EXERCISE PROMPT
Locate each line with the string "Engineering" in the listing below and copy it.

EXTRACTED MATERIAL
• • • •

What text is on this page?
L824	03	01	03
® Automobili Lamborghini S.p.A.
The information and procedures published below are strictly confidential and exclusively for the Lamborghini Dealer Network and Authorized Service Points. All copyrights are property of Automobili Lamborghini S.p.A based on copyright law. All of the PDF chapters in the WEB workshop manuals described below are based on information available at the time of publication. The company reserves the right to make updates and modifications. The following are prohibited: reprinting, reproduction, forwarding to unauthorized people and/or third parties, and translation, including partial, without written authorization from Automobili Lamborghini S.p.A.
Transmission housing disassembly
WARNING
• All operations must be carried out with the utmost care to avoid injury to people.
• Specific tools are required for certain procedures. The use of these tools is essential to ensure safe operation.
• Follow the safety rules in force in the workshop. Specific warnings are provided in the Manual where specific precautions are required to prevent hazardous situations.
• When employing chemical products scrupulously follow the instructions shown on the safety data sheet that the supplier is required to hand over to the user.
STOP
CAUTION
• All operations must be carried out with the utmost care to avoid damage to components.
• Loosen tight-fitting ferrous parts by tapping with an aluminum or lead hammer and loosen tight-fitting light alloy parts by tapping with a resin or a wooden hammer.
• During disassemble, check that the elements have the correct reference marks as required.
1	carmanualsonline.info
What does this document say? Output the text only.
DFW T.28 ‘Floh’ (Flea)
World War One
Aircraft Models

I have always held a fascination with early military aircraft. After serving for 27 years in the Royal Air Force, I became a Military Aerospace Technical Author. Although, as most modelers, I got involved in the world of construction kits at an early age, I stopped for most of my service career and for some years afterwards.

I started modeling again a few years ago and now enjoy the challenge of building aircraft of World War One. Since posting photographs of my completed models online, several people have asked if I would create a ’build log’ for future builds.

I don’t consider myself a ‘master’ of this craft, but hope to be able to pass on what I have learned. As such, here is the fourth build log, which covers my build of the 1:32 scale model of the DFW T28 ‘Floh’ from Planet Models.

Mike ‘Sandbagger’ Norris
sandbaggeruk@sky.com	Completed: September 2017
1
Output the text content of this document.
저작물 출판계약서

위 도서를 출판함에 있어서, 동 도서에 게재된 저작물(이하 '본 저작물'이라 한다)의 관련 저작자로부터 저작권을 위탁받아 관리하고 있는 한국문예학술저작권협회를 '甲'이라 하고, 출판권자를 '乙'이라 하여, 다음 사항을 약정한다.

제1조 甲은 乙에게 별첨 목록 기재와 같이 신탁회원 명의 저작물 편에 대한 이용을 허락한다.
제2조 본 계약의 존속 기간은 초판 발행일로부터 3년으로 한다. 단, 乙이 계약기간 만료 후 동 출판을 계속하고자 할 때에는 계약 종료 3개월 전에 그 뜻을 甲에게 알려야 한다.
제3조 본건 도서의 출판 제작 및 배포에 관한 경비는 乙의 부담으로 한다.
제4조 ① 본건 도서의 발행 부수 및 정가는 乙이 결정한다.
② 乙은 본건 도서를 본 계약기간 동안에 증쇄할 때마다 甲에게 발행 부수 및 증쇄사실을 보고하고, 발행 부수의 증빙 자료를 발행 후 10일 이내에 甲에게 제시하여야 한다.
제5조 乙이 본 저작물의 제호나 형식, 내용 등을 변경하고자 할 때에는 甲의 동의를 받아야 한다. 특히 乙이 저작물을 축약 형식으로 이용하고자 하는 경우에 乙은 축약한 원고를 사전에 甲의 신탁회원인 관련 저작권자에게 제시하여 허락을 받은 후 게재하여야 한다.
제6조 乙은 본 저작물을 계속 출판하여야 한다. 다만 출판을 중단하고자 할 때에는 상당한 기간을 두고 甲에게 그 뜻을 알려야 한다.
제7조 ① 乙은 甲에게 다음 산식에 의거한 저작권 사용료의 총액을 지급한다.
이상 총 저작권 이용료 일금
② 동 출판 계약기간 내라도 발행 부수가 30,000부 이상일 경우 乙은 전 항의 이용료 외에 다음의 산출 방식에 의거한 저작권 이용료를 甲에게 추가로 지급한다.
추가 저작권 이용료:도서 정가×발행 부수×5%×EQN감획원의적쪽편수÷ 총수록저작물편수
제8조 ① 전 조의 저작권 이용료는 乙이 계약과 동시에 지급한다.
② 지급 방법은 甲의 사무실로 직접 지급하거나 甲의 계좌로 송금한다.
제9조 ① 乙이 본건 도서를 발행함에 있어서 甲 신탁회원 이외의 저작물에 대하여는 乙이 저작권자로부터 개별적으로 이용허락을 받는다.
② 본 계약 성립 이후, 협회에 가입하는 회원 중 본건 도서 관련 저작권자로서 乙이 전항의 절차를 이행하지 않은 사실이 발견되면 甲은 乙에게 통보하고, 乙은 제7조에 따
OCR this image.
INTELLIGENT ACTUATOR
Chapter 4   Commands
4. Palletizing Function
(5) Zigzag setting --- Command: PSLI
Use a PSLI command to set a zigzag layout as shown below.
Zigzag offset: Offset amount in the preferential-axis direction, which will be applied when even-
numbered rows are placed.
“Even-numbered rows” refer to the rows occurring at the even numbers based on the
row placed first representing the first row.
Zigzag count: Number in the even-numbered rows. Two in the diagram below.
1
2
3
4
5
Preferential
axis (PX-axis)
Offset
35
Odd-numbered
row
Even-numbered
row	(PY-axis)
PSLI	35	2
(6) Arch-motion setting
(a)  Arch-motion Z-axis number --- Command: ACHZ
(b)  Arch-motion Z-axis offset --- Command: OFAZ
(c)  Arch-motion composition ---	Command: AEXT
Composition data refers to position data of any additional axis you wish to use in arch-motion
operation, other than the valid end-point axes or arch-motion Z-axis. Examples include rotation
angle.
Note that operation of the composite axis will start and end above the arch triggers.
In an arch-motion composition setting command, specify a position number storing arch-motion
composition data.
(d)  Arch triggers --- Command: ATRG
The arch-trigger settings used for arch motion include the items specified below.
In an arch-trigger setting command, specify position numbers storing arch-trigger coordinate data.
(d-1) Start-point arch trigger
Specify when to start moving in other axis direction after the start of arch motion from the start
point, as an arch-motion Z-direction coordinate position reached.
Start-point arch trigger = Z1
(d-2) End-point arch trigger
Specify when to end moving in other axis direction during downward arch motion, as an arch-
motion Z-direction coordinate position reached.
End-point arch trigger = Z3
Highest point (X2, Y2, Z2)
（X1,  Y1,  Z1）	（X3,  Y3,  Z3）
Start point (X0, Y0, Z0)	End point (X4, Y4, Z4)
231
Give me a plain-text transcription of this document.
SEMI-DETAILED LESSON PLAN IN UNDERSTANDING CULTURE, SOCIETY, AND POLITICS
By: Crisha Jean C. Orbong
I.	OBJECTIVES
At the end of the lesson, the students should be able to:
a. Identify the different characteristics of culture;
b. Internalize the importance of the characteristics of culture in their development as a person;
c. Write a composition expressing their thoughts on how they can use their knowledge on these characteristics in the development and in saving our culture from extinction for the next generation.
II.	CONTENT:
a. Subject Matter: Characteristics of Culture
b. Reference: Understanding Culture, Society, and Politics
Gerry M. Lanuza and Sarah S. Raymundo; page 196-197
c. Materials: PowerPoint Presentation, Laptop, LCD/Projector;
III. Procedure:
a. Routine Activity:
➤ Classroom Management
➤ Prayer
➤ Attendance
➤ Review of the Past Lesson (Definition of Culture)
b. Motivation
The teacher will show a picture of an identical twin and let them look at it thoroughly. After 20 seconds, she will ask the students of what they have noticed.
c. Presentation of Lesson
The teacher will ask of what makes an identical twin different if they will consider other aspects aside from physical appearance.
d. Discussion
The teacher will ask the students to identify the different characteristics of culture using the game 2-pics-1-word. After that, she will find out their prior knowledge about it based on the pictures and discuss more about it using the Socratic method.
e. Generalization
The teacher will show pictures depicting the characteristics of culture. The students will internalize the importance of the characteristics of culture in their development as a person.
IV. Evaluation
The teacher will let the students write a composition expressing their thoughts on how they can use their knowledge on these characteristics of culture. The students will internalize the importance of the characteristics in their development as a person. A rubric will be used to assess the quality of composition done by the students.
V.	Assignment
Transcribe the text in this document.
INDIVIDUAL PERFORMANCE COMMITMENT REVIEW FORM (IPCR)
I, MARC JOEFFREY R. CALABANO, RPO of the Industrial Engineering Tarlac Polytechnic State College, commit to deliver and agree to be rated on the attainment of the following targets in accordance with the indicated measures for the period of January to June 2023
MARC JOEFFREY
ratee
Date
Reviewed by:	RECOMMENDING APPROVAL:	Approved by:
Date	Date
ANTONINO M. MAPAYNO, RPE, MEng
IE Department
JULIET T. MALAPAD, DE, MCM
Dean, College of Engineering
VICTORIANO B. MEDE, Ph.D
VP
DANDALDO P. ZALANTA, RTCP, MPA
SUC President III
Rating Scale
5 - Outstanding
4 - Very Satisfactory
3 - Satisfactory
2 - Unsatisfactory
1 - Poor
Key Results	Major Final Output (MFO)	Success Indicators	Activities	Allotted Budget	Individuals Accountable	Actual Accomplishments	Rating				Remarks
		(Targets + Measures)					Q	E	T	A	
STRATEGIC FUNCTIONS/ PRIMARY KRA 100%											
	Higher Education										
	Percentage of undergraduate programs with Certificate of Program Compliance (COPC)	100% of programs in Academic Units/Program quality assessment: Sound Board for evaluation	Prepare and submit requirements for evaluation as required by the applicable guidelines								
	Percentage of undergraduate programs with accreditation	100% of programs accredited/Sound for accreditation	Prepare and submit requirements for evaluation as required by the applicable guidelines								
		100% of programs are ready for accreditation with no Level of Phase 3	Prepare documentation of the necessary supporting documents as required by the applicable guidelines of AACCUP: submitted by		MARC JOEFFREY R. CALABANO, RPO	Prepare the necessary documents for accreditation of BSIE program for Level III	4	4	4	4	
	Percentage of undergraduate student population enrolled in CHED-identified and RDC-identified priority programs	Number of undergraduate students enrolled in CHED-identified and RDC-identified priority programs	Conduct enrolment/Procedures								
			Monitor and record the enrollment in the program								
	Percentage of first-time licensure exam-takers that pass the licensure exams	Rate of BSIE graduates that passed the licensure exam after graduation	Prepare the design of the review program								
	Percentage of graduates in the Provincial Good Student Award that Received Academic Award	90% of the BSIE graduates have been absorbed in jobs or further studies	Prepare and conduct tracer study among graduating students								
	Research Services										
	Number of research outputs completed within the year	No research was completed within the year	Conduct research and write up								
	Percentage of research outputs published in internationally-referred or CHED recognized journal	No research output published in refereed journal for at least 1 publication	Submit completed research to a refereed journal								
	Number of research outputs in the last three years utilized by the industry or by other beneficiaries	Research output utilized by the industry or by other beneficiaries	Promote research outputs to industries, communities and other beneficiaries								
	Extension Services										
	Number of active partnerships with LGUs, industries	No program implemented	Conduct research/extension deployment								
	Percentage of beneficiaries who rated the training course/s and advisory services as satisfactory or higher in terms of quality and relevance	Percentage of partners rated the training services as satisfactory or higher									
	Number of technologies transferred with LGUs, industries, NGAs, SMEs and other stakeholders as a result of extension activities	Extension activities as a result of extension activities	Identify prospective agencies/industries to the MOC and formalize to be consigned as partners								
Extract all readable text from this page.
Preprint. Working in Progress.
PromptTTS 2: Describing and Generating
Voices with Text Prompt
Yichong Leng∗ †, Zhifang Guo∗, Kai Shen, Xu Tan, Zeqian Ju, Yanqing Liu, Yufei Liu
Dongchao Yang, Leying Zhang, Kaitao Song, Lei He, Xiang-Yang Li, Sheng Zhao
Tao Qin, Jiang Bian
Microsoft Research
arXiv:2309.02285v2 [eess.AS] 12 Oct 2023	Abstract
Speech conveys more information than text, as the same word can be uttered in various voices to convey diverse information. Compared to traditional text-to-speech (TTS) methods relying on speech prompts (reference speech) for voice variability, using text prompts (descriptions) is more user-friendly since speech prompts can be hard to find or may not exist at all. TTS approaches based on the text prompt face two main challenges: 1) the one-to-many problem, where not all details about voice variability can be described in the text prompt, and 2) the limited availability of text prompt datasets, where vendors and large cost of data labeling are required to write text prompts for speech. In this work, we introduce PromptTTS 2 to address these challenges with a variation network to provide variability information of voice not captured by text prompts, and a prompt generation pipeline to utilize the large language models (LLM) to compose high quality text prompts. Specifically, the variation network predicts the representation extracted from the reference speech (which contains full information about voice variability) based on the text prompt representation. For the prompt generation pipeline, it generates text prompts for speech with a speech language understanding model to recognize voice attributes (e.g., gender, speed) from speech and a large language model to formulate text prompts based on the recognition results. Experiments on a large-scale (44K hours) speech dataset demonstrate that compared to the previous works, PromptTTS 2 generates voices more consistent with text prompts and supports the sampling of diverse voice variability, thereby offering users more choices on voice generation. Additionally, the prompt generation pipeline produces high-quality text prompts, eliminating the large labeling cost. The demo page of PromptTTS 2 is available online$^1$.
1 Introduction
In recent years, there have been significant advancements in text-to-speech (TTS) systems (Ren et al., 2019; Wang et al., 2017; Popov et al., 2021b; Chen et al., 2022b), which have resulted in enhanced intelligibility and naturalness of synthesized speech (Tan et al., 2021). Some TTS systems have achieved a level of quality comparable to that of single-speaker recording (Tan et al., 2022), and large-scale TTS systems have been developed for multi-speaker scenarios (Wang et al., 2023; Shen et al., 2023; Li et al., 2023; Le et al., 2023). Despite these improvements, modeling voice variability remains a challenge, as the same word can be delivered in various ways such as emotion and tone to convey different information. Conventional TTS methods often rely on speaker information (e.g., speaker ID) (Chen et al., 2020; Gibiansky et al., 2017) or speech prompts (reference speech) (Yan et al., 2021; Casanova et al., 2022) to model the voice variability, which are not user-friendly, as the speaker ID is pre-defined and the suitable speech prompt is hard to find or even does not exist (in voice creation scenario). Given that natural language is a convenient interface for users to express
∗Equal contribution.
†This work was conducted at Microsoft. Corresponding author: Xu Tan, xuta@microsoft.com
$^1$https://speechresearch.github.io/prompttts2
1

• • • •

EXERCISE ANSWER
I, MARC JOEFFREY R. CALABANO, RPO of the Industrial Engineering Tarlac Polytechnic State College, commit to deliver and agree to be rated on the attainment of the following targets in accordance with the indicated measures for the period of January to June 2023
Dean, College of Engineering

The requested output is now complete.